- **Task objective**:
Gather all lines with the word "JSON" in them.

Stored entries:

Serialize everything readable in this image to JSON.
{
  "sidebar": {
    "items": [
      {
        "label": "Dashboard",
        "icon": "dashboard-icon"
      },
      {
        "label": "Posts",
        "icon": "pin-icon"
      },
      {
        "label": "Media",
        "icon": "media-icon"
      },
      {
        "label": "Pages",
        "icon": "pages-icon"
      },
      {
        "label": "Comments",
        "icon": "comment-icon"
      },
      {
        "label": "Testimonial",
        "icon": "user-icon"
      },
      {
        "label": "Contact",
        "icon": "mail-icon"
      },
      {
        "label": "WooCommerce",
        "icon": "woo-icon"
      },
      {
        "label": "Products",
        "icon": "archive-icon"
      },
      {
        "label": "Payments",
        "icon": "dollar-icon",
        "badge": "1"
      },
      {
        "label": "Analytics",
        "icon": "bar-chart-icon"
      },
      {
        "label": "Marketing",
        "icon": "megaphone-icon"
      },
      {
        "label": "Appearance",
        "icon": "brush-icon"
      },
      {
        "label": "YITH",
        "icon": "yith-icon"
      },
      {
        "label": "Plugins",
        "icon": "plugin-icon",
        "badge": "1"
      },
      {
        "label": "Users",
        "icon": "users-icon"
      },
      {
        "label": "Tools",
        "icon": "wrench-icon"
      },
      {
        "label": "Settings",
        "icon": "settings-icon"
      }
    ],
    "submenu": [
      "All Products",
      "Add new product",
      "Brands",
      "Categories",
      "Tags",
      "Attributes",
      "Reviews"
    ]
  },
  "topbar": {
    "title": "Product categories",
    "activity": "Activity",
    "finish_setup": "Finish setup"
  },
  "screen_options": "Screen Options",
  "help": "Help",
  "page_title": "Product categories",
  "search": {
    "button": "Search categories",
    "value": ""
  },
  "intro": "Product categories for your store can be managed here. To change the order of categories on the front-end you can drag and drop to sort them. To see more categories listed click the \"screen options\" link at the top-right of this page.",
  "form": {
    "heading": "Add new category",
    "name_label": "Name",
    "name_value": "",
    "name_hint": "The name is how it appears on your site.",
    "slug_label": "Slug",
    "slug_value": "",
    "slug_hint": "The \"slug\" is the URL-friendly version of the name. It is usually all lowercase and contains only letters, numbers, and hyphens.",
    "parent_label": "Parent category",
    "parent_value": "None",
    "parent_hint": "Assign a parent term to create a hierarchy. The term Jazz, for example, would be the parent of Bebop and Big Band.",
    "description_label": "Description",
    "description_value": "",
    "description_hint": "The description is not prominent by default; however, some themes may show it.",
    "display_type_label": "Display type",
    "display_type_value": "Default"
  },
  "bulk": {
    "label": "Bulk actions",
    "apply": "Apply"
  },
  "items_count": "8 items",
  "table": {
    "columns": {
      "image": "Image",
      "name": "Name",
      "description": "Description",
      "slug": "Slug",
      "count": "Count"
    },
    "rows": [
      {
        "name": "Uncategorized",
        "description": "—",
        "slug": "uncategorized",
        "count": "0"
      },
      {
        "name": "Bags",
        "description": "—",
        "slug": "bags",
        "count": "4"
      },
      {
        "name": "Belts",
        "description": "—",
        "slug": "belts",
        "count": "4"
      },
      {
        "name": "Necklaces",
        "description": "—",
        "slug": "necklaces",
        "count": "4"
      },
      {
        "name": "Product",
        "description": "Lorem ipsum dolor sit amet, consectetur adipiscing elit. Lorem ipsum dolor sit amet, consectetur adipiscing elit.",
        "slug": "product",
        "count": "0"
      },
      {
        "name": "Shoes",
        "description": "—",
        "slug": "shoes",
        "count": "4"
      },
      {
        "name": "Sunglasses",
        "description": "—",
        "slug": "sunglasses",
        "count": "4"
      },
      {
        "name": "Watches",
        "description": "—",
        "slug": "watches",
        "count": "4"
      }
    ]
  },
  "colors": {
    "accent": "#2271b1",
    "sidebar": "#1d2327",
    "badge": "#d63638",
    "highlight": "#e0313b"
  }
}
* * *
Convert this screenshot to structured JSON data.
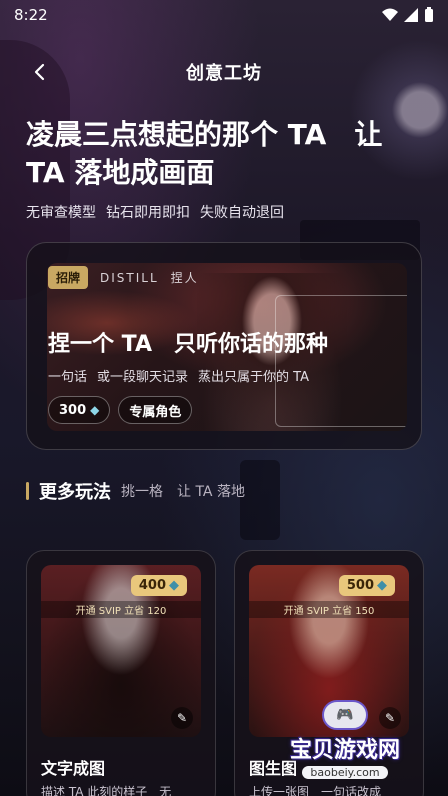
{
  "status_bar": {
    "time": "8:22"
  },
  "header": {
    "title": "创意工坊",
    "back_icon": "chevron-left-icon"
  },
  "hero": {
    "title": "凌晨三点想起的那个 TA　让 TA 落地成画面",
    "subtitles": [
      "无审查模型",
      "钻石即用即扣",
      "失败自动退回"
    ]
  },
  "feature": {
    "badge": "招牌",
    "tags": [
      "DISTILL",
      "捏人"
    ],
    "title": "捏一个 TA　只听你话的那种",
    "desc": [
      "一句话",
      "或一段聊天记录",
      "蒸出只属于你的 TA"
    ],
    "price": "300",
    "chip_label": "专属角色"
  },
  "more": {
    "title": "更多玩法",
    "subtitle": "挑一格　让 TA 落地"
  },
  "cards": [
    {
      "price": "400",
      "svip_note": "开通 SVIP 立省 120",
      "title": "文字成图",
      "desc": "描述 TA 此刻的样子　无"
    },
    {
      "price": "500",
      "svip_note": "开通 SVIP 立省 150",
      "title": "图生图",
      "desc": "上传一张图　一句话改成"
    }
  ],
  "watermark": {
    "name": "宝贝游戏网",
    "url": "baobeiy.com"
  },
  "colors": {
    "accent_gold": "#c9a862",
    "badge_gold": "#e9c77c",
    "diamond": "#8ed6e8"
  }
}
---
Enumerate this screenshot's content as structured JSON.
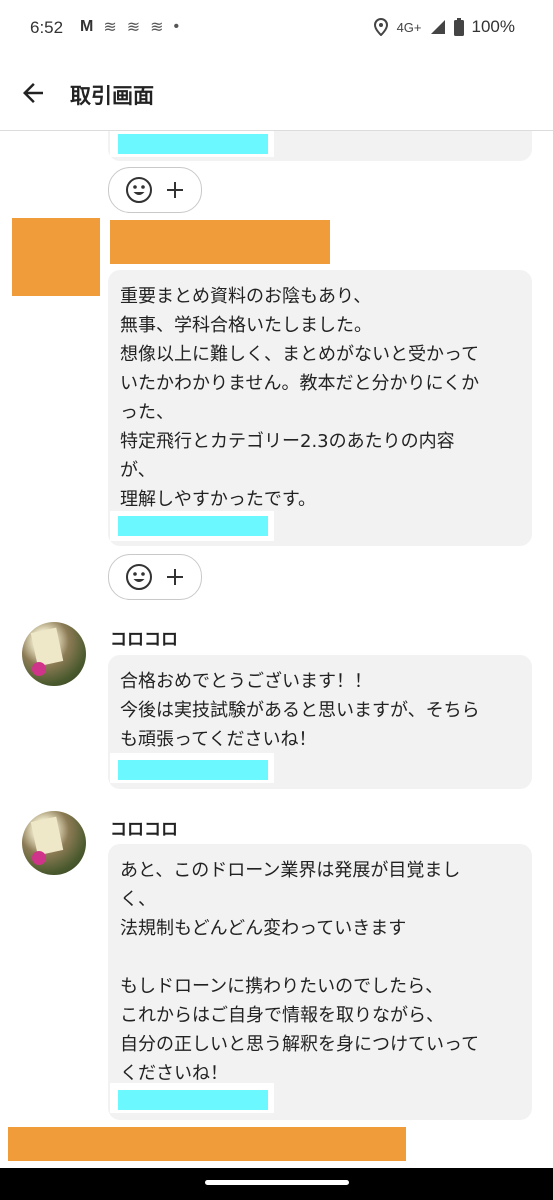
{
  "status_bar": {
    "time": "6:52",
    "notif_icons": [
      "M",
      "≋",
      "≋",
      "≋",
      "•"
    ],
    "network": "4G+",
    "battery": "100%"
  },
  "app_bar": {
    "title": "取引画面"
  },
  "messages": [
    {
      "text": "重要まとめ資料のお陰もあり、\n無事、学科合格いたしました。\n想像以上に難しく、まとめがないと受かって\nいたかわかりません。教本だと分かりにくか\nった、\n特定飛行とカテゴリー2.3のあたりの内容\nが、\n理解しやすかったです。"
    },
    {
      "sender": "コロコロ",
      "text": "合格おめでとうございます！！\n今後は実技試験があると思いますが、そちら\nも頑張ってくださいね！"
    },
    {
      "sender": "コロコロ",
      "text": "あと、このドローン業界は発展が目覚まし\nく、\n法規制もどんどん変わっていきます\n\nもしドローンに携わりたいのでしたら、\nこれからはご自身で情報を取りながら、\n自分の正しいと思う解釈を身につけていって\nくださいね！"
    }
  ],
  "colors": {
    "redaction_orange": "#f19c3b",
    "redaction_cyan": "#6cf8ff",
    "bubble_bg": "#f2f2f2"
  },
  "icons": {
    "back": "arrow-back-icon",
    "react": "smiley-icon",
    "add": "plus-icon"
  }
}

- **Exercise solution**:
Serialize everything readable in this image to JSON.
Convert this screenshot to structured JSON data.
Enumerate this screenshot's content as structured JSON.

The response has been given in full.